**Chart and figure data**
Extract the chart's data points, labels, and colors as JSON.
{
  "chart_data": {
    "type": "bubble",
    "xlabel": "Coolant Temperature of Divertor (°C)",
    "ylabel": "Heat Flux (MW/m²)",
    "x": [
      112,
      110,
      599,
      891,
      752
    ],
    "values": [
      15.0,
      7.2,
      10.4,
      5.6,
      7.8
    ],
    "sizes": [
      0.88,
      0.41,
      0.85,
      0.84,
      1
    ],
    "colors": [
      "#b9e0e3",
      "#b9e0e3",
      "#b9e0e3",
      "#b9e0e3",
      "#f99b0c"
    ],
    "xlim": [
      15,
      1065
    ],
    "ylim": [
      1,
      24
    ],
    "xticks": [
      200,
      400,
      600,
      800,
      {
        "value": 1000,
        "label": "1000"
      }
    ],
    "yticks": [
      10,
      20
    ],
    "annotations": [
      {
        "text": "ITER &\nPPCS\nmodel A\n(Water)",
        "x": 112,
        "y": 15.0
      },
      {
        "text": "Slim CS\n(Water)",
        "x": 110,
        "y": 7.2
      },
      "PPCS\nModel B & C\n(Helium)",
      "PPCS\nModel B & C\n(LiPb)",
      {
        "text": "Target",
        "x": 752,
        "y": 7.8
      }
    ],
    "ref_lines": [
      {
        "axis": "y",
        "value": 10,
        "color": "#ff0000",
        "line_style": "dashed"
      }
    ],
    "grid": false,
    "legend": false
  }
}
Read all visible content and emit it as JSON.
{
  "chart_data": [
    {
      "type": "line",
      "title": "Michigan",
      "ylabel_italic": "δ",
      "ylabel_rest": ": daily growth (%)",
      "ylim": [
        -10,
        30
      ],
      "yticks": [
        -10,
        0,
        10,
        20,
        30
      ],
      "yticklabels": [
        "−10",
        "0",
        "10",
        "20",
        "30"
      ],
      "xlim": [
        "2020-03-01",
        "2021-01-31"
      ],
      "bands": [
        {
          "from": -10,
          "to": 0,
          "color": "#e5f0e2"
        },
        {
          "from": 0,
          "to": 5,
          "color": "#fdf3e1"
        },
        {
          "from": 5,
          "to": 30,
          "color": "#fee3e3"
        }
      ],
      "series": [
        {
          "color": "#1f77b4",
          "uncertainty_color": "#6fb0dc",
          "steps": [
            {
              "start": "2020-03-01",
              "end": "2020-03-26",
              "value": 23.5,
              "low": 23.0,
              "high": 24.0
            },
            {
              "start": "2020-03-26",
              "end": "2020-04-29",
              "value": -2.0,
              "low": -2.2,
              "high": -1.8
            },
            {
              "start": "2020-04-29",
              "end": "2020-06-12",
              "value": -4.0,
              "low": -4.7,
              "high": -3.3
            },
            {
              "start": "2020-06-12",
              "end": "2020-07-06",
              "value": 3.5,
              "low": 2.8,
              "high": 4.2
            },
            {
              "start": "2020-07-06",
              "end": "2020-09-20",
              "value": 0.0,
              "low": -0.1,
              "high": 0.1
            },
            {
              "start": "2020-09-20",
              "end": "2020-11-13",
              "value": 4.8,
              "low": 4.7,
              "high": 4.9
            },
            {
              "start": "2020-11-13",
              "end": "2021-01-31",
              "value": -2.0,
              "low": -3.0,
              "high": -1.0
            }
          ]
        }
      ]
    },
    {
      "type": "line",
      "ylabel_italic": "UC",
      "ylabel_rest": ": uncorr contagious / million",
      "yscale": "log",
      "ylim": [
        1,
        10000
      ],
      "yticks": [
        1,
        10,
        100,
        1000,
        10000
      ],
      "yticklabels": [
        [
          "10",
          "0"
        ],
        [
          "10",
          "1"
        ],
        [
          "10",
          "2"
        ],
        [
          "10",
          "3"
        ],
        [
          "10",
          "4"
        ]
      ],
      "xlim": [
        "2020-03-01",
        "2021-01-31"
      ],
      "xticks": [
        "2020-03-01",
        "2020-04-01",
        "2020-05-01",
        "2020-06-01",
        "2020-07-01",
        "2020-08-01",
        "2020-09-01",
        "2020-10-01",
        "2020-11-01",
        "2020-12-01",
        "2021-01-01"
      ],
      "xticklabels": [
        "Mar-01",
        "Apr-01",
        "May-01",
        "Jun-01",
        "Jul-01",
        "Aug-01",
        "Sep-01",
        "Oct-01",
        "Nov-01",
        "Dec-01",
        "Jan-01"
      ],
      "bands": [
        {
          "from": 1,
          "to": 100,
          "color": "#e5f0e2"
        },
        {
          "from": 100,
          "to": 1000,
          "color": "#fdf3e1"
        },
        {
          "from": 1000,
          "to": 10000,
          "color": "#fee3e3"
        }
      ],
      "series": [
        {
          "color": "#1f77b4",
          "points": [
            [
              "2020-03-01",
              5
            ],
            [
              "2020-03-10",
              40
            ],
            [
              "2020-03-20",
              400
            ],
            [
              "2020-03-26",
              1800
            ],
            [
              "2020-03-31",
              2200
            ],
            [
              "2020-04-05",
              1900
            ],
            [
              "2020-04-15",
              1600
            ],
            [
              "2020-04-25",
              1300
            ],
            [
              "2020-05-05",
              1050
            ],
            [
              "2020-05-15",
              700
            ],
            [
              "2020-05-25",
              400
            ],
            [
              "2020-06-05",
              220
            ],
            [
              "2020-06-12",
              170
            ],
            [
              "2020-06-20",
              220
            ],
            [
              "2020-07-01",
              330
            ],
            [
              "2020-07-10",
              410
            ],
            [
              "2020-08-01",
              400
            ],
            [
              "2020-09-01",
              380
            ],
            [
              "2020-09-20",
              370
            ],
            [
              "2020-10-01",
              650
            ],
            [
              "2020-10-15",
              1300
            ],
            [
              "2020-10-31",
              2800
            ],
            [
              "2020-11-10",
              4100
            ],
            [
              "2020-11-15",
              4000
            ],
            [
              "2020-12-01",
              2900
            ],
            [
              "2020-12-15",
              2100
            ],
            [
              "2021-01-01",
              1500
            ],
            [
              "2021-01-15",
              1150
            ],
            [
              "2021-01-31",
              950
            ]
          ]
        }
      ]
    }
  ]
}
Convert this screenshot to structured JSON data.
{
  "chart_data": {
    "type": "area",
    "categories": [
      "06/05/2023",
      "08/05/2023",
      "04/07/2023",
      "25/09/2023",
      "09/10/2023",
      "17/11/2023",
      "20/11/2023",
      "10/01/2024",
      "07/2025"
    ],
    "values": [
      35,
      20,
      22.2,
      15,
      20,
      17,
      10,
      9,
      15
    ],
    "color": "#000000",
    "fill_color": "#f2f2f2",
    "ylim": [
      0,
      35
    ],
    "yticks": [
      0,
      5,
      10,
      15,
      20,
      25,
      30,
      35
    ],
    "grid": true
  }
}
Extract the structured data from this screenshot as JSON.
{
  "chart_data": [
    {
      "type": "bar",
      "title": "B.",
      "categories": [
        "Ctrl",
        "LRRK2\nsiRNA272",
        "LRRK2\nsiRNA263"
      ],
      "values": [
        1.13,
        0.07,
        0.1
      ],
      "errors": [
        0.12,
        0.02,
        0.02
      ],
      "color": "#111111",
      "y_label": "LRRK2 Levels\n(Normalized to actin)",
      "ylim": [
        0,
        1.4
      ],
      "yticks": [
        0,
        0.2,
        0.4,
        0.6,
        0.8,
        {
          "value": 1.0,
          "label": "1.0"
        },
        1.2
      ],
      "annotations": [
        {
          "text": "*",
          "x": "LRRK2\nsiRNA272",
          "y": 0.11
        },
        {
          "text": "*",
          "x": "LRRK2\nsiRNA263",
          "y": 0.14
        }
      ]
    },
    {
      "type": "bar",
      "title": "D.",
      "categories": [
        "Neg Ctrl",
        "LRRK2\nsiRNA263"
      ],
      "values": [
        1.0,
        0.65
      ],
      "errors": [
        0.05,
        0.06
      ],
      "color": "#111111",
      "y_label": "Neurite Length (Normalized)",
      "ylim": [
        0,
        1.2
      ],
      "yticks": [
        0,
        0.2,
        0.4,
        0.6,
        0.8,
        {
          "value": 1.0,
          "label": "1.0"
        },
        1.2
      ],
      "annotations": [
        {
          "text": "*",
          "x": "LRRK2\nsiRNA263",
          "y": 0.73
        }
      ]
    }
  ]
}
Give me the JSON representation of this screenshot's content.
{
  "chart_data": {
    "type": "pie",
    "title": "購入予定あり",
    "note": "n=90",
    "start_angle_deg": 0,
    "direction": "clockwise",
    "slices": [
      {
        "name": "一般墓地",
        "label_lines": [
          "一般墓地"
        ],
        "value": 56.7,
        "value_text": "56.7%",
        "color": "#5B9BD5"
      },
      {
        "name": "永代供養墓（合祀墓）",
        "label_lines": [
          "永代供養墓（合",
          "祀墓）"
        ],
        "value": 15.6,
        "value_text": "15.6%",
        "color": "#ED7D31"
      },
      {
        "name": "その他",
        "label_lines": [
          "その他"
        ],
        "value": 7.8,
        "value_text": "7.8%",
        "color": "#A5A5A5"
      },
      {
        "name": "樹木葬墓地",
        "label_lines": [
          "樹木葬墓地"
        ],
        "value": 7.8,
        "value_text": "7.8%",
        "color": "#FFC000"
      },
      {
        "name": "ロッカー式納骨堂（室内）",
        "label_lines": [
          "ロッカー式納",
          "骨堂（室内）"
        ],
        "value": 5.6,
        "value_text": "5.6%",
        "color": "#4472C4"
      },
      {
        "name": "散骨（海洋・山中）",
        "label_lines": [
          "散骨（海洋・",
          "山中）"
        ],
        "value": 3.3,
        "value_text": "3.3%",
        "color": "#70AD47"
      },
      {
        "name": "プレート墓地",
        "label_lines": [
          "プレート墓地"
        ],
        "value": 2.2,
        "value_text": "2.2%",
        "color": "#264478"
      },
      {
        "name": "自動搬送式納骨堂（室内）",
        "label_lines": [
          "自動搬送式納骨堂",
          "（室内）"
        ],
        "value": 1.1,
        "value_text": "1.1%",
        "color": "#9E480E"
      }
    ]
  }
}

**Stated problem**
Give the count of lines holding the word "Water", with no other words.

**Result of the exercise**
2